__GIVEN TASK__
In the records below, find each line with the word "anthropogenic" and copy it.

__THE DATA__
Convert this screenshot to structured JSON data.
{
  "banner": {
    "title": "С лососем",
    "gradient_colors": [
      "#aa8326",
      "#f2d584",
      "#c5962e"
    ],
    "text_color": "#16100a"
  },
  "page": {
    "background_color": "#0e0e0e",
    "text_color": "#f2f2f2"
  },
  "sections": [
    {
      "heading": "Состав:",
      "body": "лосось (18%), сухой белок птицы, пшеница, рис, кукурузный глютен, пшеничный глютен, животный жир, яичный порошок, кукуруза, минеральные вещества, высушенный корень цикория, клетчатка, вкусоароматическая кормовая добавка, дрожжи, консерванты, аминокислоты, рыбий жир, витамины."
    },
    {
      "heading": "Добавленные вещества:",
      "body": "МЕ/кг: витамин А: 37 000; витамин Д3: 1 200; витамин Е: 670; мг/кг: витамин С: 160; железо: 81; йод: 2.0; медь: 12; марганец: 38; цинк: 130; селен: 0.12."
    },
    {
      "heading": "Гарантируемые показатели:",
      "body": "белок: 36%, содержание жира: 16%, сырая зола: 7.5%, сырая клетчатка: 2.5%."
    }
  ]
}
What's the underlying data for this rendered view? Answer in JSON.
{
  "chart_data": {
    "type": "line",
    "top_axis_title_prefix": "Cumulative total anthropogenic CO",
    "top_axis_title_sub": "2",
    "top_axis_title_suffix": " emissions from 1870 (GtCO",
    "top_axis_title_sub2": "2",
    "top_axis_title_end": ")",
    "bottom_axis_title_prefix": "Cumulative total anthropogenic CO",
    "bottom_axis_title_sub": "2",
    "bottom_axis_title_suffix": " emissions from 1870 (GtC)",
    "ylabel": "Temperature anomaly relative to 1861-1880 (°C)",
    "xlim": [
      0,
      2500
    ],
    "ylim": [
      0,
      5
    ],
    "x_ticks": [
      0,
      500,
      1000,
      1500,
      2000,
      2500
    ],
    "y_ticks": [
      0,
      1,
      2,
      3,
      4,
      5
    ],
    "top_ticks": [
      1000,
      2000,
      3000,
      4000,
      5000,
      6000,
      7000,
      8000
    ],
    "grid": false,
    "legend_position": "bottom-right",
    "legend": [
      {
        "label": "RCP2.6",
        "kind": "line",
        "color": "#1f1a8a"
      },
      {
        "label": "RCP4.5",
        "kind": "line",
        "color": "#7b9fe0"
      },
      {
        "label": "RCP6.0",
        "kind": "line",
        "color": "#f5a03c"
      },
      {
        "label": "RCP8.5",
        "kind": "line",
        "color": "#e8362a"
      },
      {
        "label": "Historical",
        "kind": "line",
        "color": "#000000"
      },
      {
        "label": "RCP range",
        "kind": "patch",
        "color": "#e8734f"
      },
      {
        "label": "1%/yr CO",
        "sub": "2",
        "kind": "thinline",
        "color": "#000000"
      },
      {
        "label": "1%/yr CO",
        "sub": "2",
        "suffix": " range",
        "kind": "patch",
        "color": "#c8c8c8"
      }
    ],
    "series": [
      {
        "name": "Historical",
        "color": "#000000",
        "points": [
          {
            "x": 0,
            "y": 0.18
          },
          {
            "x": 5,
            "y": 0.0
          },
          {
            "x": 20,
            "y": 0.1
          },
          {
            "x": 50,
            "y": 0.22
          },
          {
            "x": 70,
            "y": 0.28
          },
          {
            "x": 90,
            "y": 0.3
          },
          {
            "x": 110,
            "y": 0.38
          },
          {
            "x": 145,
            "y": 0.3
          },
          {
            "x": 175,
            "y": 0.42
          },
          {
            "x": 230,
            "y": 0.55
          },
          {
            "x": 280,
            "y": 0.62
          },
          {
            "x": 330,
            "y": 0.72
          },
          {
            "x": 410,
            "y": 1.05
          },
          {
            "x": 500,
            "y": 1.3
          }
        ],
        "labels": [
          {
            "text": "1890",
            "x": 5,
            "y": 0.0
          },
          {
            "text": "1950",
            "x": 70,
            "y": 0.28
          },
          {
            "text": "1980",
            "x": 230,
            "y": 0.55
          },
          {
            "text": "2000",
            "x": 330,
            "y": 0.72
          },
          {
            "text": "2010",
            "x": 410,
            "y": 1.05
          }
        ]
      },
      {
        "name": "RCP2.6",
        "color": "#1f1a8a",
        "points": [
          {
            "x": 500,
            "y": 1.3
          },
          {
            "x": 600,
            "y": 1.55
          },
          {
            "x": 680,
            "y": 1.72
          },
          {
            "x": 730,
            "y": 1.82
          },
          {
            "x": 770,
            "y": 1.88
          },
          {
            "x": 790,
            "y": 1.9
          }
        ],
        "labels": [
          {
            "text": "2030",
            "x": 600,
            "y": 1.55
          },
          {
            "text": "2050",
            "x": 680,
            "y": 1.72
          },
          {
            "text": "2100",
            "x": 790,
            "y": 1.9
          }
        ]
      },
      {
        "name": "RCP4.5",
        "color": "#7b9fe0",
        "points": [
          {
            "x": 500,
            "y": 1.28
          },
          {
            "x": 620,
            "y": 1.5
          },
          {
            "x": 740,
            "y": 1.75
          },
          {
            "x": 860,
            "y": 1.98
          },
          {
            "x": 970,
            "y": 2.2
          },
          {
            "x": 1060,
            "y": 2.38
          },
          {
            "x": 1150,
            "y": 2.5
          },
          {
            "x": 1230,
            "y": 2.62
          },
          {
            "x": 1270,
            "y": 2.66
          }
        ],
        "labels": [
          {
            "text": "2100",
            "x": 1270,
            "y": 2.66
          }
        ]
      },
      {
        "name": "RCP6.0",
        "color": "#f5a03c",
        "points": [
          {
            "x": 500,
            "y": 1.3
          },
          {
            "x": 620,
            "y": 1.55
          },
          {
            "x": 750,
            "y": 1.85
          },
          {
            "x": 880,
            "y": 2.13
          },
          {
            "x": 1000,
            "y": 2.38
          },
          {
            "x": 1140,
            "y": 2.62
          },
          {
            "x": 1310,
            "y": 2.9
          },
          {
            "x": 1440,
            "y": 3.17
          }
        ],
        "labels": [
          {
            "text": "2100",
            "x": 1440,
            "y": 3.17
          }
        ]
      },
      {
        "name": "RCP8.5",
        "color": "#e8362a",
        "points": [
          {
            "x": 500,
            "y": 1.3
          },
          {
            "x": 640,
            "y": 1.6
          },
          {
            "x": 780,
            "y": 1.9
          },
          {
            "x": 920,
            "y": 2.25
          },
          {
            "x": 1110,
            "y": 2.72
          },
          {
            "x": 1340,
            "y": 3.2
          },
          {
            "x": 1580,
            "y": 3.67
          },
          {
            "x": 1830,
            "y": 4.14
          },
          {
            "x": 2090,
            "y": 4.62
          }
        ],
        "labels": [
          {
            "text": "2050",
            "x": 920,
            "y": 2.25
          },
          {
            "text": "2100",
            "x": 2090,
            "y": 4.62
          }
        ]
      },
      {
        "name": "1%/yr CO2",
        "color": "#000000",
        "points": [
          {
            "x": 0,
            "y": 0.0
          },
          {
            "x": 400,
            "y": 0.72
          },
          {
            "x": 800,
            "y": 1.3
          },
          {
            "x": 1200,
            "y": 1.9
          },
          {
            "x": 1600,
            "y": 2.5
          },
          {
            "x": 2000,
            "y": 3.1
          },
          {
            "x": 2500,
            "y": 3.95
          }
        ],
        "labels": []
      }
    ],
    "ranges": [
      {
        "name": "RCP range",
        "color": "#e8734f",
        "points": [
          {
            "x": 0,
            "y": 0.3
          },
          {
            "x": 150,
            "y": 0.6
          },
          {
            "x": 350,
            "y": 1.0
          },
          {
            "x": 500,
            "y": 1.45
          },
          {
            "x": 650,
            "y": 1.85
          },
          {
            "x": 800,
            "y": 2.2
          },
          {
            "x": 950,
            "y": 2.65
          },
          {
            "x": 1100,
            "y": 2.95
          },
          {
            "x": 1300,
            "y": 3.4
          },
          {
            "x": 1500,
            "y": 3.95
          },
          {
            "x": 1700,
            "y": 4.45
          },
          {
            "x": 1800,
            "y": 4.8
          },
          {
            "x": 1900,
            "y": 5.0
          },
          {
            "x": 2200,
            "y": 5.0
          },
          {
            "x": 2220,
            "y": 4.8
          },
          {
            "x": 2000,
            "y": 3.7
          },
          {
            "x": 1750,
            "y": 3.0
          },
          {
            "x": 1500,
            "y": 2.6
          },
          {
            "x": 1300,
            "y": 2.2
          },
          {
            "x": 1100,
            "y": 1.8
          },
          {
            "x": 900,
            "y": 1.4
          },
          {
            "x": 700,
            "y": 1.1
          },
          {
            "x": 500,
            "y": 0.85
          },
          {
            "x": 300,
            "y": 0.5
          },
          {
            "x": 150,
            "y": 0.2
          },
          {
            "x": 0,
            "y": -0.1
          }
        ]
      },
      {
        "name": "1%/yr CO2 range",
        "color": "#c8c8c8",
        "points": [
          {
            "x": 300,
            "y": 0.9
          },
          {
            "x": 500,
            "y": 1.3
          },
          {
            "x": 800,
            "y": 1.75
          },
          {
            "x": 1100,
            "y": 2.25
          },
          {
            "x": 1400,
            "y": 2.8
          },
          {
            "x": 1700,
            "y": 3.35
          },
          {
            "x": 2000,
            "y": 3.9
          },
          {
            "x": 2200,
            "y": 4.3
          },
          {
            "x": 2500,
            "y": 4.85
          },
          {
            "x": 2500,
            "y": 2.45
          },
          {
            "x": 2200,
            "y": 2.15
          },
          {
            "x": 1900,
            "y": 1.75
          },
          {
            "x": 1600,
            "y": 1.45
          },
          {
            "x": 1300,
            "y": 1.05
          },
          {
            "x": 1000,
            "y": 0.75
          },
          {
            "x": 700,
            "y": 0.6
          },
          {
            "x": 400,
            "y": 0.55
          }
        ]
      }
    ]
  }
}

__ANSWER TO THE PROBLEM__
    "top_axis_title_prefix": "Cumulative total anthropogenic CO",
    "bottom_axis_title_prefix": "Cumulative total anthropogenic CO",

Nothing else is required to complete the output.